Send each entry back exactly as given, pictures excluded.

╭──

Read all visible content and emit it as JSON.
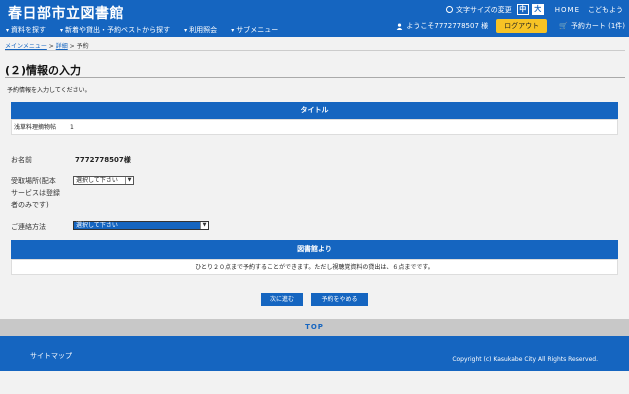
{
  "header": {
    "site_title": "春日部市立図書館",
    "font_size_label": "文字サイズの変更",
    "font_size_medium": "中",
    "font_size_large": "大",
    "home": "HOME",
    "kids": "こどもよう",
    "welcome": "ようこそ7772778507 様",
    "logout": "ログアウト",
    "cart": "予約カート (1件)"
  },
  "nav": {
    "items": [
      {
        "label": "資料を探す"
      },
      {
        "label": "新着や貸出・予約ベストから探す"
      },
      {
        "label": "利用照会"
      },
      {
        "label": "サブメニュー"
      }
    ]
  },
  "breadcrumb": {
    "main_menu": "メインメニュー",
    "sep1": ">",
    "detail": "詳細",
    "sep2": ">",
    "current": "予約"
  },
  "page": {
    "heading": "(２)情報の入力",
    "intro": "予約情報を入力してください。"
  },
  "table": {
    "header": "タイトル",
    "rows": [
      {
        "title": "浅草料理摘物帖",
        "count": "1"
      }
    ]
  },
  "form": {
    "name_label": "お名前",
    "name_value": "7772778507様",
    "pickup_label_1": "受取場所(配本",
    "pickup_label_2": "サービスは登録",
    "pickup_label_3": "者のみです)",
    "pickup_select": "選択して下さい",
    "contact_label": "ご連絡方法",
    "contact_select": "選択して下さい"
  },
  "notice": {
    "header": "図書館より",
    "body": "ひとり２０点まで予約することができます。ただし視聴覚資料の貸出は、６点までです。"
  },
  "buttons": {
    "next": "次に進む",
    "cancel": "予約をやめる"
  },
  "top_link": "TOP",
  "footer": {
    "sitemap": "サイトマップ",
    "copyright": "Copyright (c) Kasukabe City All Rights Reserved."
  },
  "colors": {
    "primary": "#1565c0",
    "accent": "#f7c325",
    "gray_bar": "#c8c8c8"
  }
}
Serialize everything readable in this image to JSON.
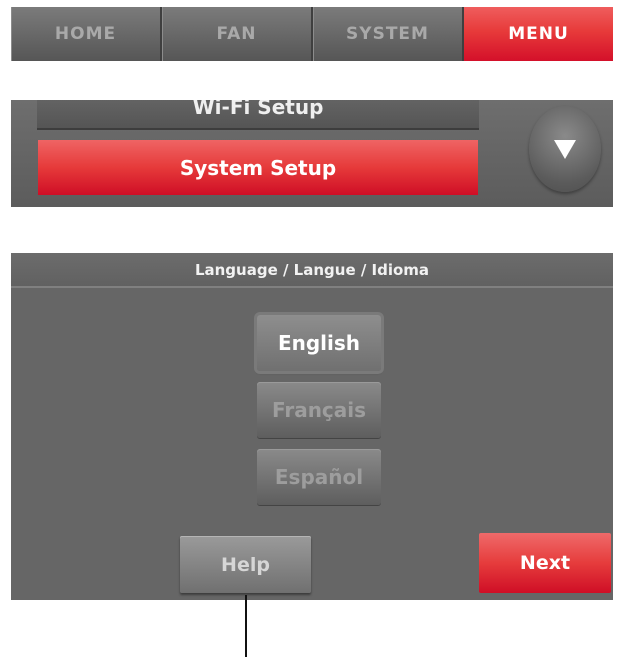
{
  "nav": {
    "tabs": [
      {
        "label": "HOME"
      },
      {
        "label": "FAN"
      },
      {
        "label": "SYSTEM"
      },
      {
        "label": "MENU",
        "active": true
      }
    ]
  },
  "menu": {
    "items": [
      {
        "label": "Wi-Fi Setup",
        "state": "partially-visible"
      },
      {
        "label": "System Setup",
        "state": "selected"
      }
    ],
    "scroll_icon": "triangle-down-icon"
  },
  "language": {
    "title": "Language / Langue /  Idioma",
    "options": [
      {
        "label": "English",
        "selected": true
      },
      {
        "label": "Français",
        "selected": false
      },
      {
        "label": "Español",
        "selected": false
      }
    ]
  },
  "footer": {
    "help_label": "Help",
    "next_label": "Next"
  },
  "colors": {
    "accent_red": "#e63a3a",
    "panel_gray": "#666666",
    "text_white": "#ffffff",
    "text_dim": "#9d9d9d"
  }
}
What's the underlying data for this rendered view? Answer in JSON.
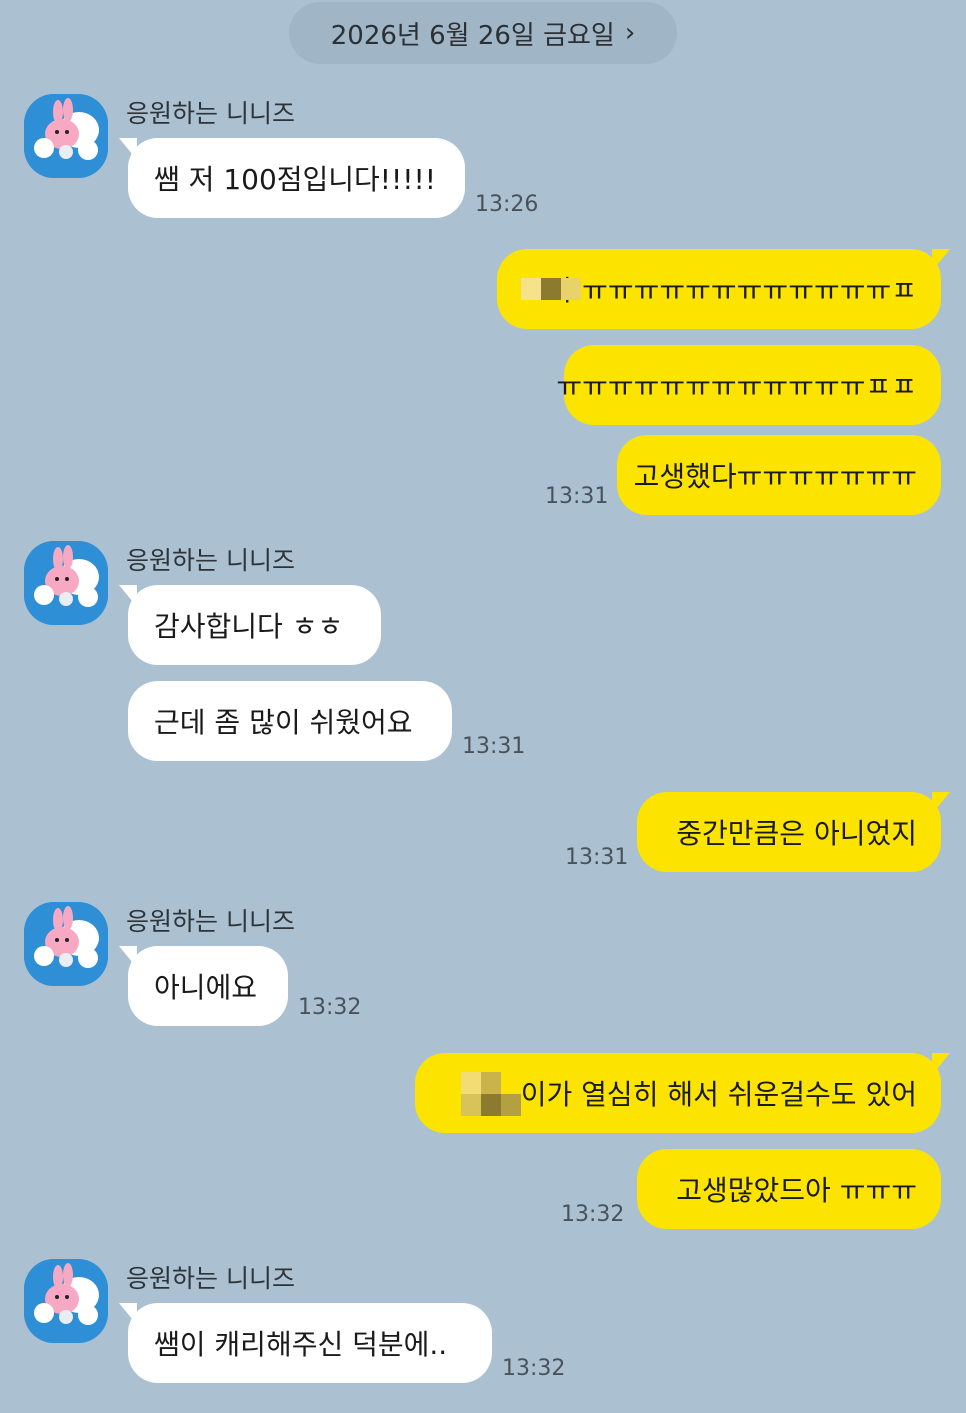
{
  "date_header": {
    "label": "2026년 6월 26일 금요일",
    "chevron_icon": "chevron-right-icon"
  },
  "contact": {
    "name": "응원하는 니니즈",
    "avatar_icon": "ninize-character-avatar"
  },
  "messages": [
    {
      "sender": "응원하는 니니즈",
      "text": "쌤 저 100점입니다!!!!!",
      "time": "13:26"
    },
    {
      "text": "아 ㅠㅠㅠㅠㅠㅠㅠㅠㅠㅠㅠㅠㅍ"
    },
    {
      "text": "ㅠㅠㅠㅠㅠㅠㅠㅠㅠㅠㅠㅠㅍㅍ"
    },
    {
      "text": "고생했다ㅠㅠㅠㅠㅠㅠㅠ",
      "time": "13:31"
    },
    {
      "sender": "응원하는 니니즈",
      "text": "감사합니다 ㅎㅎ"
    },
    {
      "text": "근데 좀 많이 쉬웠어요",
      "time": "13:31"
    },
    {
      "text": "중간만큼은 아니었지",
      "time": "13:31"
    },
    {
      "sender": "응원하는 니니즈",
      "text": "아니에요",
      "time": "13:32"
    },
    {
      "text": "이가 열심히 해서 쉬운걸수도 있어"
    },
    {
      "text": "고생많았드아 ㅠㅠㅠ",
      "time": "13:32"
    },
    {
      "sender": "응원하는 니니즈",
      "text": "쌤이 캐리해주신 덕분에..",
      "time": "13:32"
    }
  ],
  "colors": {
    "background": "#abc1d1",
    "incoming_bubble": "#ffffff",
    "outgoing_bubble": "#fde400",
    "date_pill": "#a0b5c5"
  }
}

╰──

FULL ANSWER:
Read all visible content and emit it as JSON.
{
  "header": {
    "site_title": "春日部市立図書館",
    "font_size_label": "文字サイズの変更",
    "font_size_medium": "中",
    "font_size_large": "大",
    "home": "HOME",
    "kids": "こどもよう",
    "welcome": "ようこそ7772778507 様",
    "logout": "ログアウト",
    "cart": "予約カート (1件)"
  },
  "nav": {
    "items": [
      {
        "label": "資料を探す"
      },
      {
        "label": "新着や貸出・予約ベストから探す"
      },
      {
        "label": "利用照会"
      },
      {
        "label": "サブメニュー"
      }
    ]
  },
  "breadcrumb": {
    "main_menu": "メインメニュー",
    "sep1": ">",
    "detail": "詳細",
    "sep2": ">",
    "current": "予約"
  },
  "page": {
    "heading": "(２)情報の入力",
    "intro": "予約情報を入力してください。"
  },
  "table": {
    "header": "タイトル",
    "rows": [
      {
        "title": "浅草料理摘物帖",
        "count": "1"
      }
    ]
  },
  "form": {
    "name_label": "お名前",
    "name_value": "7772778507様",
    "pickup_label_1": "受取場所(配本",
    "pickup_label_2": "サービスは登録",
    "pickup_label_3": "者のみです)",
    "pickup_select": "選択して下さい",
    "contact_label": "ご連絡方法",
    "contact_select": "選択して下さい"
  },
  "notice": {
    "header": "図書館より",
    "body": "ひとり２０点まで予約することができます。ただし視聴覚資料の貸出は、６点までです。"
  },
  "buttons": {
    "next": "次に進む",
    "cancel": "予約をやめる"
  },
  "top_link": "TOP",
  "footer": {
    "sitemap": "サイトマップ",
    "copyright": "Copyright (c) Kasukabe City All Rights Reserved."
  },
  "colors": {
    "primary": "#1565c0",
    "accent": "#f7c325",
    "gray_bar": "#c8c8c8"
  }
}
Serialize everything readable in this image to JSON.
{
  "nav": {
    "tabs": [
      {
        "label": "HOME"
      },
      {
        "label": "FAN"
      },
      {
        "label": "SYSTEM"
      },
      {
        "label": "MENU",
        "active": true
      }
    ]
  },
  "menu": {
    "items": [
      {
        "label": "Wi-Fi Setup",
        "state": "partially-visible"
      },
      {
        "label": "System Setup",
        "state": "selected"
      }
    ],
    "scroll_icon": "triangle-down-icon"
  },
  "language": {
    "title": "Language / Langue /  Idioma",
    "options": [
      {
        "label": "English",
        "selected": true
      },
      {
        "label": "Français",
        "selected": false
      },
      {
        "label": "Español",
        "selected": false
      }
    ]
  },
  "footer": {
    "help_label": "Help",
    "next_label": "Next"
  },
  "colors": {
    "accent_red": "#e63a3a",
    "panel_gray": "#666666",
    "text_white": "#ffffff",
    "text_dim": "#9d9d9d"
  }
}
What's the underlying data for this rendered view? Answer in JSON.
{
  "date_header": {
    "label": "2026년 6월 26일 금요일",
    "chevron_icon": "chevron-right-icon"
  },
  "contact": {
    "name": "응원하는 니니즈",
    "avatar_icon": "ninize-character-avatar"
  },
  "messages": [
    {
      "sender": "응원하는 니니즈",
      "text": "쌤 저 100점입니다!!!!!",
      "time": "13:26"
    },
    {
      "text": "아 ㅠㅠㅠㅠㅠㅠㅠㅠㅠㅠㅠㅠㅍ"
    },
    {
      "text": "ㅠㅠㅠㅠㅠㅠㅠㅠㅠㅠㅠㅠㅍㅍ"
    },
    {
      "text": "고생했다ㅠㅠㅠㅠㅠㅠㅠ",
      "time": "13:31"
    },
    {
      "sender": "응원하는 니니즈",
      "text": "감사합니다 ㅎㅎ"
    },
    {
      "text": "근데 좀 많이 쉬웠어요",
      "time": "13:31"
    },
    {
      "text": "중간만큼은 아니었지",
      "time": "13:31"
    },
    {
      "sender": "응원하는 니니즈",
      "text": "아니에요",
      "time": "13:32"
    },
    {
      "text": "이가 열심히 해서 쉬운걸수도 있어"
    },
    {
      "text": "고생많았드아 ㅠㅠㅠ",
      "time": "13:32"
    },
    {
      "sender": "응원하는 니니즈",
      "text": "쌤이 캐리해주신 덕분에..",
      "time": "13:32"
    }
  ],
  "colors": {
    "background": "#abc1d1",
    "incoming_bubble": "#ffffff",
    "outgoing_bubble": "#fde400",
    "date_pill": "#a0b5c5"
  }
}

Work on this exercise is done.